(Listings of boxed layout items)
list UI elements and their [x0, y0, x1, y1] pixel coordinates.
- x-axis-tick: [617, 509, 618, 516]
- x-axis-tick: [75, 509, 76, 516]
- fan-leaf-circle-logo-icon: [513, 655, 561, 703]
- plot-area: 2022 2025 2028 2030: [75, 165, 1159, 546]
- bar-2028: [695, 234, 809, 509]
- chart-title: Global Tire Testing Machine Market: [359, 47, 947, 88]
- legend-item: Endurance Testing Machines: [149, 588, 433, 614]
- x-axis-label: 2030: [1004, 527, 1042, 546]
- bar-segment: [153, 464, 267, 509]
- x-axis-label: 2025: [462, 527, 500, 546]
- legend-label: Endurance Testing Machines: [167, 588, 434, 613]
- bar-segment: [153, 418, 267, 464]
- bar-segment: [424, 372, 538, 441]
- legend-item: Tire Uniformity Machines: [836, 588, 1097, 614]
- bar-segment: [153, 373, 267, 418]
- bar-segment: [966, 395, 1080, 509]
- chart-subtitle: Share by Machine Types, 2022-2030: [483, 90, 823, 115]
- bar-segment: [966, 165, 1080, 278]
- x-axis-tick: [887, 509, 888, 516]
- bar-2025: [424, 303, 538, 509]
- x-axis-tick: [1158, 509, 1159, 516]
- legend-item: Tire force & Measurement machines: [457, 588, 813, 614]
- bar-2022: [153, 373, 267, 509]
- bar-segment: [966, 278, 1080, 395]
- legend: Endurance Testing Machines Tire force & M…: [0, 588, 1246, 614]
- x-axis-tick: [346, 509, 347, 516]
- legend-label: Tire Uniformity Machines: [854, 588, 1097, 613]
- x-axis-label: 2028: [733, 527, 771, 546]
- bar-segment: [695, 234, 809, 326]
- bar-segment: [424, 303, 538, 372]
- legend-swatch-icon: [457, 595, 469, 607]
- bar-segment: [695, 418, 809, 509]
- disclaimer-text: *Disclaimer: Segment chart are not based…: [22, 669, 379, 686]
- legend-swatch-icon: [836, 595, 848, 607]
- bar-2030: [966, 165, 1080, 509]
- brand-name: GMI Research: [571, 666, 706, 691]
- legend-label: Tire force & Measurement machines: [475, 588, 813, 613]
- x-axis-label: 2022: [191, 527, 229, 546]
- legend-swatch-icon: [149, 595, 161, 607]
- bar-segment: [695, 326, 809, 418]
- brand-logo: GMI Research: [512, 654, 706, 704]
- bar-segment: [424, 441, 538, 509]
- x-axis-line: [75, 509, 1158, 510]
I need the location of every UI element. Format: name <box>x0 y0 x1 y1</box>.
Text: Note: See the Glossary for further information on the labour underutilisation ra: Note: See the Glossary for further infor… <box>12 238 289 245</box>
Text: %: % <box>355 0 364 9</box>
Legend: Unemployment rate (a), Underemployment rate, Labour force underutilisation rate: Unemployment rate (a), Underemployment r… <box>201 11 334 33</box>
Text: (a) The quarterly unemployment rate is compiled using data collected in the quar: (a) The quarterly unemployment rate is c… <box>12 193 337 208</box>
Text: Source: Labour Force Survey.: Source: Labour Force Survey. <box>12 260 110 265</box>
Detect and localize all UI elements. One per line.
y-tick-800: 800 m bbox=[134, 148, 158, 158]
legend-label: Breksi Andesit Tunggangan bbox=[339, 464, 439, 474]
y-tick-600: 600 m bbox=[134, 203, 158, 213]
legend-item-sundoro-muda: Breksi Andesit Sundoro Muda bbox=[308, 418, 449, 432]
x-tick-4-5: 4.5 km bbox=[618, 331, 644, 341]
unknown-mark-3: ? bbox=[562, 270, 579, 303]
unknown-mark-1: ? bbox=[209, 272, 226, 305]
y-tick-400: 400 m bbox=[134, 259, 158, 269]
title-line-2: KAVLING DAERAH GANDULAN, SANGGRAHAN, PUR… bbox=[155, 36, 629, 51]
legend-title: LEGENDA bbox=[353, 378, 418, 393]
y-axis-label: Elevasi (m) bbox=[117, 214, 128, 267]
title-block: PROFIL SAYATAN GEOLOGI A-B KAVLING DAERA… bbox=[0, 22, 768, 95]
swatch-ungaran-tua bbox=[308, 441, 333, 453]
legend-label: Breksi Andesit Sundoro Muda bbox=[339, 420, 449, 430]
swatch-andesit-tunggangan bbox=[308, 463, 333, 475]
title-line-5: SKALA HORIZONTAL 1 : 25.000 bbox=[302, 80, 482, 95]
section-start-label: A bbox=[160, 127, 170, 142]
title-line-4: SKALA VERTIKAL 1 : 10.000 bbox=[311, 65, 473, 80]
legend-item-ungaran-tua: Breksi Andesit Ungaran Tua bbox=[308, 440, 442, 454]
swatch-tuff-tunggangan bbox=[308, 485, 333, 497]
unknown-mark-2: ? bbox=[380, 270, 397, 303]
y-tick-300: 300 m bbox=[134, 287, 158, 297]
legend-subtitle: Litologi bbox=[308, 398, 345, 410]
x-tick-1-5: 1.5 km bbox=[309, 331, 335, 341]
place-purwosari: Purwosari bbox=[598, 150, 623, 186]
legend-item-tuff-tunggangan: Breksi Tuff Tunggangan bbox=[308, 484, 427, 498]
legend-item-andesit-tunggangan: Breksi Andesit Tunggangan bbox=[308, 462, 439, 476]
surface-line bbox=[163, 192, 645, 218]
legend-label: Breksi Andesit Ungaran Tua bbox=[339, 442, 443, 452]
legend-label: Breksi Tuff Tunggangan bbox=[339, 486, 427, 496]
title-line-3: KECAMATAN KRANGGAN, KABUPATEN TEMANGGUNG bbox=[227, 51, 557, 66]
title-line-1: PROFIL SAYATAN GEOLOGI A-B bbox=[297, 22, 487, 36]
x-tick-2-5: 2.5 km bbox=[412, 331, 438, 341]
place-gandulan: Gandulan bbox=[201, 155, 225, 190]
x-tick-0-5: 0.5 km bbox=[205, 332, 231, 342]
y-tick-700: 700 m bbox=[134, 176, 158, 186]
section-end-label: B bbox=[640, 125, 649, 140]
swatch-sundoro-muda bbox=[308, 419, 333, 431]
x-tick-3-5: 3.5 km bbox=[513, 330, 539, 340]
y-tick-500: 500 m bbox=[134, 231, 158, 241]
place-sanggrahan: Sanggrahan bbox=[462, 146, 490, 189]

Written exercise.
Repeat verbatim the rows from the start of the listings up to and including the line containing "I need the location".

Task output.
list UI elements and their [x0, y0, x1, y1] pixel coordinates.
- x-axis-tick: [617, 509, 618, 516]
- x-axis-tick: [75, 509, 76, 516]
- fan-leaf-circle-logo-icon: [513, 655, 561, 703]
- plot-area: 2022 2025 2028 2030: [75, 165, 1159, 546]
- bar-2028: [695, 234, 809, 509]
- chart-title: Global Tire Testing Machine Market: [359, 47, 947, 88]
- legend-item: Endurance Testing Machines: [149, 588, 433, 614]
- x-axis-label: 2030: [1004, 527, 1042, 546]
- bar-segment: [153, 464, 267, 509]
- x-axis-label: 2025: [462, 527, 500, 546]
- legend-label: Endurance Testing Machines: [167, 588, 434, 613]
- bar-segment: [153, 418, 267, 464]
- bar-segment: [424, 372, 538, 441]
- legend-item: Tire Uniformity Machines: [836, 588, 1097, 614]
- bar-segment: [153, 373, 267, 418]
- bar-segment: [966, 395, 1080, 509]
- chart-subtitle: Share by Machine Types, 2022-2030: [483, 90, 823, 115]
- bar-segment: [966, 165, 1080, 278]
- x-axis-tick: [887, 509, 888, 516]
- bar-2025: [424, 303, 538, 509]
- x-axis-tick: [1158, 509, 1159, 516]
- legend-item: Tire force & Measurement machines: [457, 588, 813, 614]
- bar-2022: [153, 373, 267, 509]
- bar-segment: [966, 278, 1080, 395]
- legend: Endurance Testing Machines Tire force & M…: [0, 588, 1246, 614]
- x-axis-tick: [346, 509, 347, 516]
- legend-label: Tire Uniformity Machines: [854, 588, 1097, 613]
- x-axis-label: 2028: [733, 527, 771, 546]
- bar-segment: [695, 234, 809, 326]
- bar-segment: [424, 303, 538, 372]
- legend-swatch-icon: [457, 595, 469, 607]
- bar-segment: [695, 418, 809, 509]
- disclaimer-text: *Disclaimer: Segment chart are not based…: [22, 669, 379, 686]
- legend-swatch-icon: [836, 595, 848, 607]
- bar-2030: [966, 165, 1080, 509]
- brand-name: GMI Research: [571, 666, 706, 691]
- legend-label: Tire force & Measurement machines: [475, 588, 813, 613]
- x-axis-label: 2022: [191, 527, 229, 546]
- legend-swatch-icon: [149, 595, 161, 607]
- bar-segment: [695, 326, 809, 418]
- brand-logo: GMI Research: [512, 654, 706, 704]
- bar-segment: [424, 441, 538, 509]
- x-axis-line: [75, 509, 1158, 510]
I need the location of every UI element. Format: name <box>x0 y0 x1 y1</box>.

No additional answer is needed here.